## WHAT THE EXERCISE ASKS
These records must be written out again exactly.

[Dataset entries]
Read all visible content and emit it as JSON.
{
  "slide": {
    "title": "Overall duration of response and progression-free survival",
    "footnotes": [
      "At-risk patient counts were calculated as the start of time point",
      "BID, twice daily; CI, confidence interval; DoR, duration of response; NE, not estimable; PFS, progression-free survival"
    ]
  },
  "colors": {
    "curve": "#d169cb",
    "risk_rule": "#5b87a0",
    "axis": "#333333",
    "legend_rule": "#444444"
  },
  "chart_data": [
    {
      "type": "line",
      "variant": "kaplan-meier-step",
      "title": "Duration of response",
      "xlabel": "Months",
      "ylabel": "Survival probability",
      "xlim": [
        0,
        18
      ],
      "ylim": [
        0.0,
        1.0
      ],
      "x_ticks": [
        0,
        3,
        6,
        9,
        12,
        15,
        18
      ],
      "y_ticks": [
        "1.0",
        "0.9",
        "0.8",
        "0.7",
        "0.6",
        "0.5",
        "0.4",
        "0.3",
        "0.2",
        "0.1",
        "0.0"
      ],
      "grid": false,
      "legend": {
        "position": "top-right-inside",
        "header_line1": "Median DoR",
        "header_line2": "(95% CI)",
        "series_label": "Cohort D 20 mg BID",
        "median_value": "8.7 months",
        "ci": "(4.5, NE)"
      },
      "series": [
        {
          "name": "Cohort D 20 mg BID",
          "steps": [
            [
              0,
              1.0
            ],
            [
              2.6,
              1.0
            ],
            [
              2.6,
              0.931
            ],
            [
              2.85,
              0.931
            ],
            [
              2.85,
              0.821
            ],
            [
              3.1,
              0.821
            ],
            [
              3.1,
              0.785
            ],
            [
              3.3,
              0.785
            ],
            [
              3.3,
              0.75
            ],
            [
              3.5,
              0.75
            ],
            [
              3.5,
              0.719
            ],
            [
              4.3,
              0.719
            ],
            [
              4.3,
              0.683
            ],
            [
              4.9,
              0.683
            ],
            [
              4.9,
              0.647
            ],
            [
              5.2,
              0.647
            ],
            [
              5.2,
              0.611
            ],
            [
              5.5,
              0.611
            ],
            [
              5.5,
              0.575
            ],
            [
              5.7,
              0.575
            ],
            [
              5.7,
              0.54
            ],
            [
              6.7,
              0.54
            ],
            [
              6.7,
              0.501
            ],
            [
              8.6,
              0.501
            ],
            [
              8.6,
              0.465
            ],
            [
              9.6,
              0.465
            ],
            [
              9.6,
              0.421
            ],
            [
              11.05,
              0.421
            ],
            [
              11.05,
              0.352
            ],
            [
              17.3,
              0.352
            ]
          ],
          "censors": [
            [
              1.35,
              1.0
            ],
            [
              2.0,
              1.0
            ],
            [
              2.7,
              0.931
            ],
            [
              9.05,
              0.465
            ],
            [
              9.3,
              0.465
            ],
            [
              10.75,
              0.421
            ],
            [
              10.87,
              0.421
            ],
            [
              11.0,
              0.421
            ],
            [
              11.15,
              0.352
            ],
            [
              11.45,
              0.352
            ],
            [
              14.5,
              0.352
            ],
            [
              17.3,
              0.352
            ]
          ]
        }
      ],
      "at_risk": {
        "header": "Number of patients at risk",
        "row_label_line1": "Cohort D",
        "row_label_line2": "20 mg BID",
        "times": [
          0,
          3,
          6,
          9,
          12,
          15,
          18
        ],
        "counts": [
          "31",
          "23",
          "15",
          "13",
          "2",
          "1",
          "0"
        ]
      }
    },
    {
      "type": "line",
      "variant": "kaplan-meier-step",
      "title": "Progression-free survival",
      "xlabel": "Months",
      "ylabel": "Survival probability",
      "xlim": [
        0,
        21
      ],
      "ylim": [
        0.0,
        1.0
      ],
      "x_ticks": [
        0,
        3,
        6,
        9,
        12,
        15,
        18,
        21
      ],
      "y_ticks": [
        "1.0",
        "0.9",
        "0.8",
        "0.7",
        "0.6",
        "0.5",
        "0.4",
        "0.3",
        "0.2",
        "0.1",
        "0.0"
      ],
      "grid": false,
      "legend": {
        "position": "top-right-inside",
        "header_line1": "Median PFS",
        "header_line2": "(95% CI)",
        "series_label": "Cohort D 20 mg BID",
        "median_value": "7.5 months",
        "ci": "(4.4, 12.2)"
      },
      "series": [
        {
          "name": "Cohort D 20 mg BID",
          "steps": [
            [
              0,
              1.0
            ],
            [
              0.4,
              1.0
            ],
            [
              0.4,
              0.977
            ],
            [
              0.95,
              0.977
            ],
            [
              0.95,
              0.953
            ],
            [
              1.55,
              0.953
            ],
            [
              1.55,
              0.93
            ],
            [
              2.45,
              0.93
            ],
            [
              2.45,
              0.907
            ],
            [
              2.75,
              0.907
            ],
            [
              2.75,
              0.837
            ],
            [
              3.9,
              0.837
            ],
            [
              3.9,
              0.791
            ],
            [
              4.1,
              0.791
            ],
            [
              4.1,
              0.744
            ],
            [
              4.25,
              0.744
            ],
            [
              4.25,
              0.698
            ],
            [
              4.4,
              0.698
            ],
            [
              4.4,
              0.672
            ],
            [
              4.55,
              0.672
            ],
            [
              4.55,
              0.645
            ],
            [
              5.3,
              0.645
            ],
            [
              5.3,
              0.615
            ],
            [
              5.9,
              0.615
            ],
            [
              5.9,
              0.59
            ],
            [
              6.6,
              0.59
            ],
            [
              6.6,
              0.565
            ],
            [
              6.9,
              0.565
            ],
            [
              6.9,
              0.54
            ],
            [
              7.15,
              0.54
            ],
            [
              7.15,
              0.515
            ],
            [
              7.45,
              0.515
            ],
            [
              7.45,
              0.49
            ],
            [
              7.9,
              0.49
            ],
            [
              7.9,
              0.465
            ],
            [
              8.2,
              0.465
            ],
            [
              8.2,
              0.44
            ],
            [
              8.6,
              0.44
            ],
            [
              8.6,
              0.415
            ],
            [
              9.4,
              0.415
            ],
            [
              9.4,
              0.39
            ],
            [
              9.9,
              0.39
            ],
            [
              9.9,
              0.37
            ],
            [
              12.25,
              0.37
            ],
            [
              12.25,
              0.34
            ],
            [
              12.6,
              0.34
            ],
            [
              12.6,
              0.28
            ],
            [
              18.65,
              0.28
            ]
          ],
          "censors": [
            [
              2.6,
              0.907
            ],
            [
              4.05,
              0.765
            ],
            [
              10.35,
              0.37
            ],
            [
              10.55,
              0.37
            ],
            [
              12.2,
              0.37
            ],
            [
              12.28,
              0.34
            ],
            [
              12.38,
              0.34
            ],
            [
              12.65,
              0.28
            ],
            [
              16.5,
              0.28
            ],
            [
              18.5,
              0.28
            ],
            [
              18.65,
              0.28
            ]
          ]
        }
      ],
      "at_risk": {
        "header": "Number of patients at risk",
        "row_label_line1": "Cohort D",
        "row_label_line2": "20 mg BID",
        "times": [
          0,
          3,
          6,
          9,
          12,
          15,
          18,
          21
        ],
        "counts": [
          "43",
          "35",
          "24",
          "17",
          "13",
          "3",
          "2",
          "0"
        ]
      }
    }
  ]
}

## SOLVED EXERCISE
Read all visible content and emit it as JSON.
{
  "slide": {
    "title": "Overall duration of response and progression-free survival",
    "footnotes": [
      "At-risk patient counts were calculated as the start of time point",
      "BID, twice daily; CI, confidence interval; DoR, duration of response; NE, not estimable; PFS, progression-free survival"
    ]
  },
  "colors": {
    "curve": "#d169cb",
    "risk_rule": "#5b87a0",
    "axis": "#333333",
    "legend_rule": "#444444"
  },
  "chart_data": [
    {
      "type": "line",
      "variant": "kaplan-meier-step",
      "title": "Duration of response",
      "xlabel": "Months",
      "ylabel": "Survival probability",
      "xlim": [
        0,
        18
      ],
      "ylim": [
        0.0,
        1.0
      ],
      "x_ticks": [
        0,
        3,
        6,
        9,
        12,
        15,
        18
      ],
      "y_ticks": [
        "1.0",
        "0.9",
        "0.8",
        "0.7",
        "0.6",
        "0.5",
        "0.4",
        "0.3",
        "0.2",
        "0.1",
        "0.0"
      ],
      "grid": false,
      "legend": {
        "position": "top-right-inside",
        "header_line1": "Median DoR",
        "header_line2": "(95% CI)",
        "series_label": "Cohort D 20 mg BID",
        "median_value": "8.7 months",
        "ci": "(4.5, NE)"
      },
      "series": [
        {
          "name": "Cohort D 20 mg BID",
          "steps": [
            [
              0,
              1.0
            ],
            [
              2.6,
              1.0
            ],
            [
              2.6,
              0.931
            ],
            [
              2.85,
              0.931
            ],
            [
              2.85,
              0.821
            ],
            [
              3.1,
              0.821
            ],
            [
              3.1,
              0.785
            ],
            [
              3.3,
              0.785
            ],
            [
              3.3,
              0.75
            ],
            [
              3.5,
              0.75
            ],
            [
              3.5,
              0.719
            ],
            [
              4.3,
              0.719
            ],
            [
              4.3,
              0.683
            ],
            [
              4.9,
              0.683
            ],
            [
              4.9,
              0.647
            ],
            [
              5.2,
              0.647
            ],
            [
              5.2,
              0.611
            ],
            [
              5.5,
              0.611
            ],
            [
              5.5,
              0.575
            ],
            [
              5.7,
              0.575
            ],
            [
              5.7,
              0.54
            ],
            [
              6.7,
              0.54
            ],
            [
              6.7,
              0.501
            ],
            [
              8.6,
              0.501
            ],
            [
              8.6,
              0.465
            ],
            [
              9.6,
              0.465
            ],
            [
              9.6,
              0.421
            ],
            [
              11.05,
              0.421
            ],
            [
              11.05,
              0.352
            ],
            [
              17.3,
              0.352
            ]
          ],
          "censors": [
            [
              1.35,
              1.0
            ],
            [
              2.0,
              1.0
            ],
            [
              2.7,
              0.931
            ],
            [
              9.05,
              0.465
            ],
            [
              9.3,
              0.465
            ],
            [
              10.75,
              0.421
            ],
            [
              10.87,
              0.421
            ],
            [
              11.0,
              0.421
            ],
            [
              11.15,
              0.352
            ],
            [
              11.45,
              0.352
            ],
            [
              14.5,
              0.352
            ],
            [
              17.3,
              0.352
            ]
          ]
        }
      ],
      "at_risk": {
        "header": "Number of patients at risk",
        "row_label_line1": "Cohort D",
        "row_label_line2": "20 mg BID",
        "times": [
          0,
          3,
          6,
          9,
          12,
          15,
          18
        ],
        "counts": [
          "31",
          "23",
          "15",
          "13",
          "2",
          "1",
          "0"
        ]
      }
    },
    {
      "type": "line",
      "variant": "kaplan-meier-step",
      "title": "Progression-free survival",
      "xlabel": "Months",
      "ylabel": "Survival probability",
      "xlim": [
        0,
        21
      ],
      "ylim": [
        0.0,
        1.0
      ],
      "x_ticks": [
        0,
        3,
        6,
        9,
        12,
        15,
        18,
        21
      ],
      "y_ticks": [
        "1.0",
        "0.9",
        "0.8",
        "0.7",
        "0.6",
        "0.5",
        "0.4",
        "0.3",
        "0.2",
        "0.1",
        "0.0"
      ],
      "grid": false,
      "legend": {
        "position": "top-right-inside",
        "header_line1": "Median PFS",
        "header_line2": "(95% CI)",
        "series_label": "Cohort D 20 mg BID",
        "median_value": "7.5 months",
        "ci": "(4.4, 12.2)"
      },
      "series": [
        {
          "name": "Cohort D 20 mg BID",
          "steps": [
            [
              0,
              1.0
            ],
            [
              0.4,
              1.0
            ],
            [
              0.4,
              0.977
            ],
            [
              0.95,
              0.977
            ],
            [
              0.95,
              0.953
            ],
            [
              1.55,
              0.953
            ],
            [
              1.55,
              0.93
            ],
            [
              2.45,
              0.93
            ],
            [
              2.45,
              0.907
            ],
            [
              2.75,
              0.907
            ],
            [
              2.75,
              0.837
            ],
            [
              3.9,
              0.837
            ],
            [
              3.9,
              0.791
            ],
            [
              4.1,
              0.791
            ],
            [
              4.1,
              0.744
            ],
            [
              4.25,
              0.744
            ],
            [
              4.25,
              0.698
            ],
            [
              4.4,
              0.698
            ],
            [
              4.4,
              0.672
            ],
            [
              4.55,
              0.672
            ],
            [
              4.55,
              0.645
            ],
            [
              5.3,
              0.645
            ],
            [
              5.3,
              0.615
            ],
            [
              5.9,
              0.615
            ],
            [
              5.9,
              0.59
            ],
            [
              6.6,
              0.59
            ],
            [
              6.6,
              0.565
            ],
            [
              6.9,
              0.565
            ],
            [
              6.9,
              0.54
            ],
            [
              7.15,
              0.54
            ],
            [
              7.15,
              0.515
            ],
            [
              7.45,
              0.515
            ],
            [
              7.45,
              0.49
            ],
            [
              7.9,
              0.49
            ],
            [
              7.9,
              0.465
            ],
            [
              8.2,
              0.465
            ],
            [
              8.2,
              0.44
            ],
            [
              8.6,
              0.44
            ],
            [
              8.6,
              0.415
            ],
            [
              9.4,
              0.415
            ],
            [
              9.4,
              0.39
            ],
            [
              9.9,
              0.39
            ],
            [
              9.9,
              0.37
            ],
            [
              12.25,
              0.37
            ],
            [
              12.25,
              0.34
            ],
            [
              12.6,
              0.34
            ],
            [
              12.6,
              0.28
            ],
            [
              18.65,
              0.28
            ]
          ],
          "censors": [
            [
              2.6,
              0.907
            ],
            [
              4.05,
              0.765
            ],
            [
              10.35,
              0.37
            ],
            [
              10.55,
              0.37
            ],
            [
              12.2,
              0.37
            ],
            [
              12.28,
              0.34
            ],
            [
              12.38,
              0.34
            ],
            [
              12.65,
              0.28
            ],
            [
              16.5,
              0.28
            ],
            [
              18.5,
              0.28
            ],
            [
              18.65,
              0.28
            ]
          ]
        }
      ],
      "at_risk": {
        "header": "Number of patients at risk",
        "row_label_line1": "Cohort D",
        "row_label_line2": "20 mg BID",
        "times": [
          0,
          3,
          6,
          9,
          12,
          15,
          18,
          21
        ],
        "counts": [
          "43",
          "35",
          "24",
          "17",
          "13",
          "3",
          "2",
          "0"
        ]
      }
    }
  ]
}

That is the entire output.